── Dataset content

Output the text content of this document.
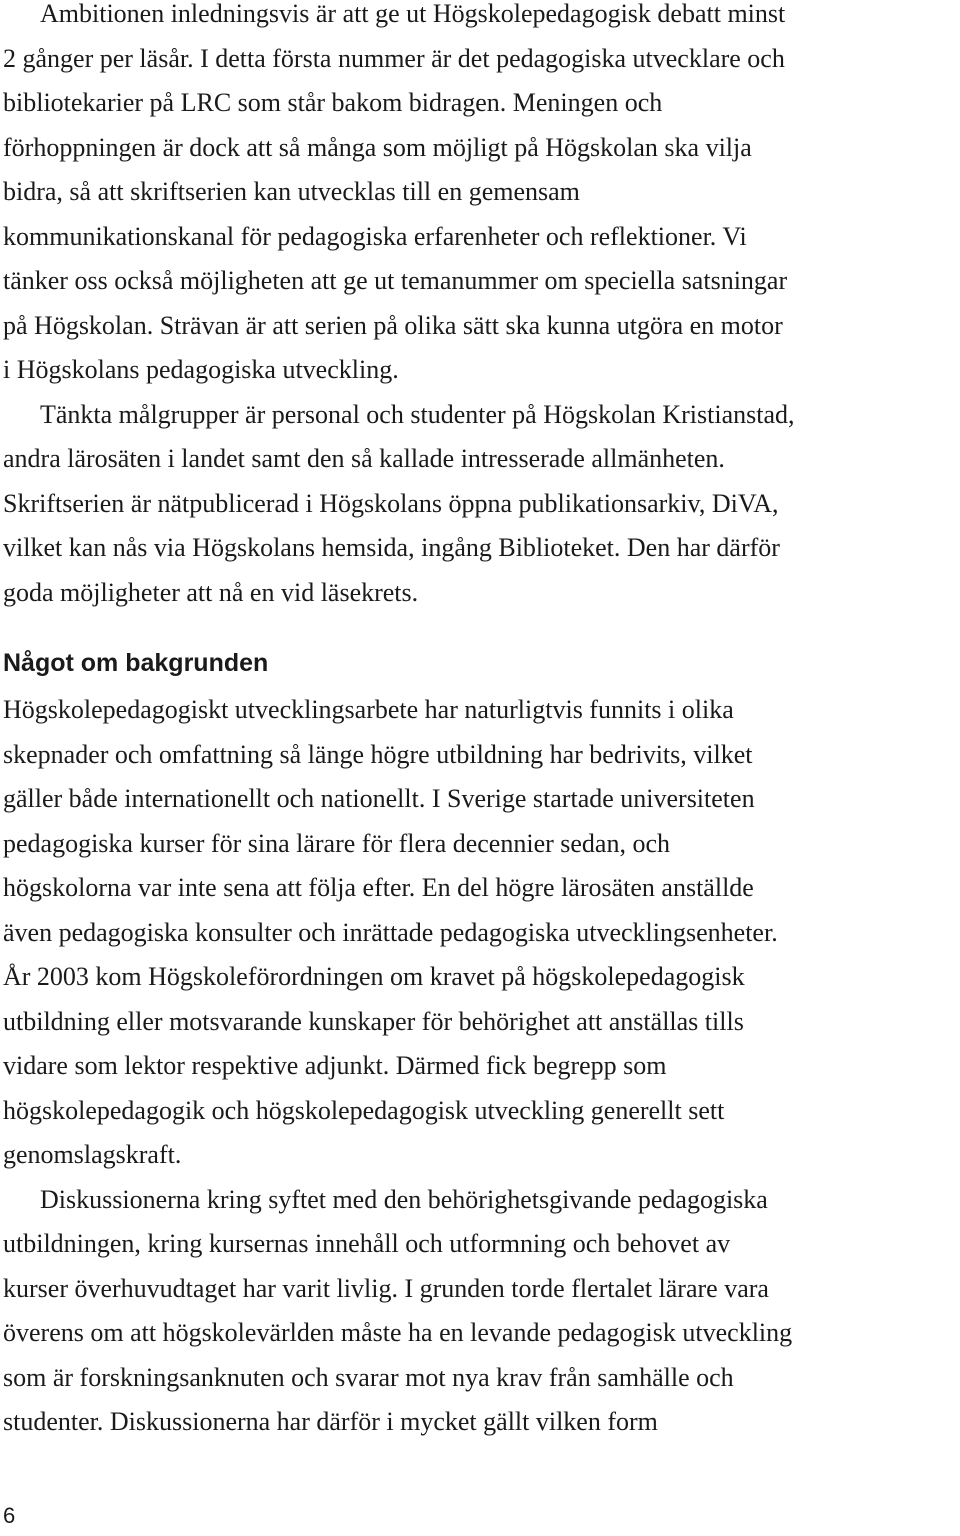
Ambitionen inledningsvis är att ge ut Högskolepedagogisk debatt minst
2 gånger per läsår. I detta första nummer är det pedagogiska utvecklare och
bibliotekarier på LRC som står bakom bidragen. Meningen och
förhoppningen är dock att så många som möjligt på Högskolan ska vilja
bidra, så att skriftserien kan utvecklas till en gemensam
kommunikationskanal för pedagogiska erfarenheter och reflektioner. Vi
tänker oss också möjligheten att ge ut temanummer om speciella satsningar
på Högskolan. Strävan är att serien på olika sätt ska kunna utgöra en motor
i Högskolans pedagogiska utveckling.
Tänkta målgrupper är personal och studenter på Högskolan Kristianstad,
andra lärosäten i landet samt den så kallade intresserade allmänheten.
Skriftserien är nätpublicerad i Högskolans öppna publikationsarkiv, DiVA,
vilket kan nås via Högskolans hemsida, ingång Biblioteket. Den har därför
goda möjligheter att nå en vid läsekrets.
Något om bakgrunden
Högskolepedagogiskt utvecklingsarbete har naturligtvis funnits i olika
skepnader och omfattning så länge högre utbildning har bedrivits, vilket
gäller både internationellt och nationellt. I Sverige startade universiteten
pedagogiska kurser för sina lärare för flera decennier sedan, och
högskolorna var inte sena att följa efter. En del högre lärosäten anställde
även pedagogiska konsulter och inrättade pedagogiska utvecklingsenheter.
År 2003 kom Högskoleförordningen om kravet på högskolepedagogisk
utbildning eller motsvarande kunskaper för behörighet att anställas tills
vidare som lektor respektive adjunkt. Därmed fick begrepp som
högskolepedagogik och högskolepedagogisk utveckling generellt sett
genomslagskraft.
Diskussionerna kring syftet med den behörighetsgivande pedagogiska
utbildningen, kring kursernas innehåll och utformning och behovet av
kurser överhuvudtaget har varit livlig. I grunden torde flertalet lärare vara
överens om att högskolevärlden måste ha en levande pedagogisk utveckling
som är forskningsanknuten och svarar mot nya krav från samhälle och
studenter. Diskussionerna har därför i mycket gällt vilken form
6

────
── Dataset content

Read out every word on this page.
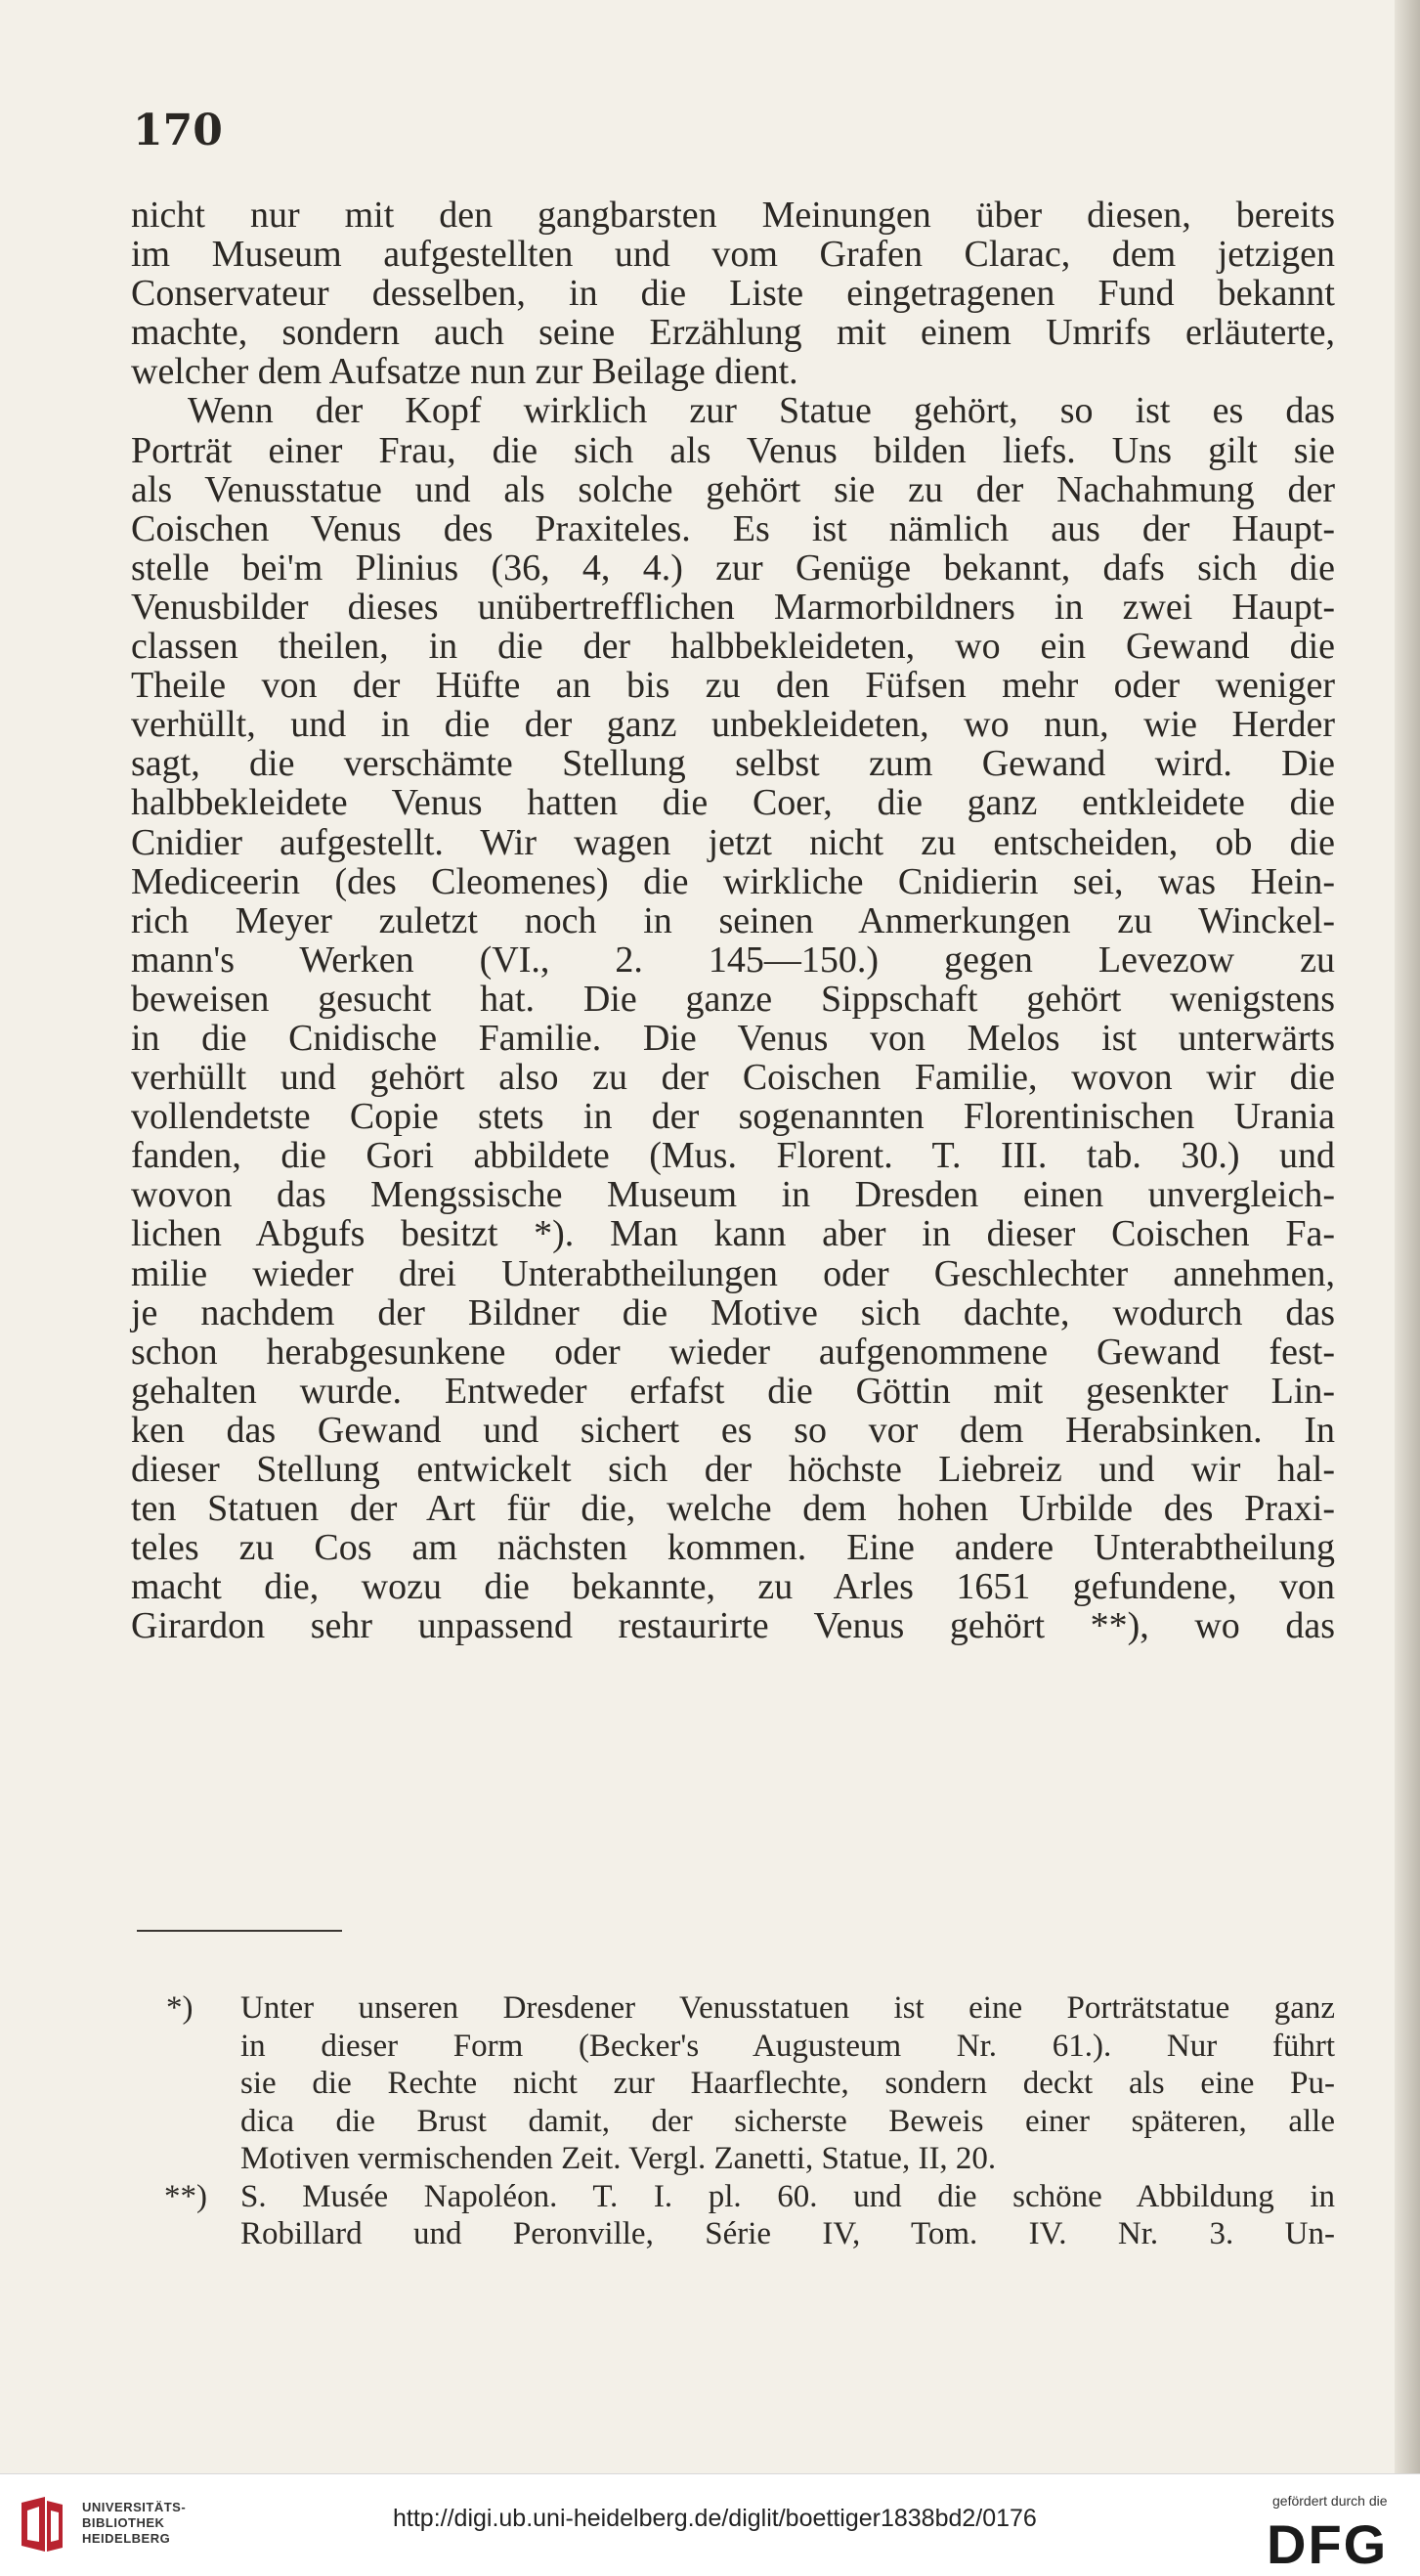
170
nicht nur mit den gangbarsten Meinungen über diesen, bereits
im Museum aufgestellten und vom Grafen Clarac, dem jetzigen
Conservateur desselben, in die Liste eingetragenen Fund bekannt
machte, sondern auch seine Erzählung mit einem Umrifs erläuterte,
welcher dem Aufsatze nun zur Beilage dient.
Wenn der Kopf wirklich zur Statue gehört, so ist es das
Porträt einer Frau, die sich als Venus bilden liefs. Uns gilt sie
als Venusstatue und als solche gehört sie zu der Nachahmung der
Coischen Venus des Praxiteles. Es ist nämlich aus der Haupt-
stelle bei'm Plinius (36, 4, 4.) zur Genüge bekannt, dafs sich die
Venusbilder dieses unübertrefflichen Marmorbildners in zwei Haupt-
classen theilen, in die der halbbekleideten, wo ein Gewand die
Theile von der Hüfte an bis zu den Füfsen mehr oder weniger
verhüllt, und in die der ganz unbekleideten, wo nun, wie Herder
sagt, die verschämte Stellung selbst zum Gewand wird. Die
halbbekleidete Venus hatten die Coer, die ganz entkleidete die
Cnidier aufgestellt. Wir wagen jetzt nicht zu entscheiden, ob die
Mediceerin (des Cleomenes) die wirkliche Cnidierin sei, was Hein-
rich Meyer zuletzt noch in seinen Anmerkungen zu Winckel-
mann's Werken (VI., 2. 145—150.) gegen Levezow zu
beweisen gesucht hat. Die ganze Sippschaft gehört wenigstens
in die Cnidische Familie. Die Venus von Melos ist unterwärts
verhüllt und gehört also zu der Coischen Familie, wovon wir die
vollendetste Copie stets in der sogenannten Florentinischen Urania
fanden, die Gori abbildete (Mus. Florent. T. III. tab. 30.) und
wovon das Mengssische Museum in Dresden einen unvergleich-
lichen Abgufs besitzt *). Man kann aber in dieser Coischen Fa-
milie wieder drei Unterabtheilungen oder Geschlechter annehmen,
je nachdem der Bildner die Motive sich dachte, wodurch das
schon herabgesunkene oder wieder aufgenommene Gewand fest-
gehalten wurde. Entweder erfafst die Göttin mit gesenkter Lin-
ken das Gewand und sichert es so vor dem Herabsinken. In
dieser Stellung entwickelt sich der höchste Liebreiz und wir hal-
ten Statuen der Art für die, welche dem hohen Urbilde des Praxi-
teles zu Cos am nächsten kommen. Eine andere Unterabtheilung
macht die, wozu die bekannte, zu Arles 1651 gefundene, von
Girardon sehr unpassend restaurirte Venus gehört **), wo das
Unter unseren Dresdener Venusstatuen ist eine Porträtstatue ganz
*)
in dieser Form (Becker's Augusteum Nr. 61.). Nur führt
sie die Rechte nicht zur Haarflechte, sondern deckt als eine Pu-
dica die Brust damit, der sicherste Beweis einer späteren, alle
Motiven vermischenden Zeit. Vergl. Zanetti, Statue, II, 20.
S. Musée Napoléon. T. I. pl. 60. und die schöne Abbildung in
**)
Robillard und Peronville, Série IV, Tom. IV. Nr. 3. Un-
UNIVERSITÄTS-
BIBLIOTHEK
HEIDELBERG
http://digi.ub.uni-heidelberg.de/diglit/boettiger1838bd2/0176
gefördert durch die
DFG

────

Exercise brief:
Look through the entries and return each line that has the word "Haupt" in it.

Solution:
Coischen Venus des Praxiteles. Es ist nämlich aus der Haupt-
Venusbilder dieses unübertrefflichen Marmorbildners in zwei Haupt-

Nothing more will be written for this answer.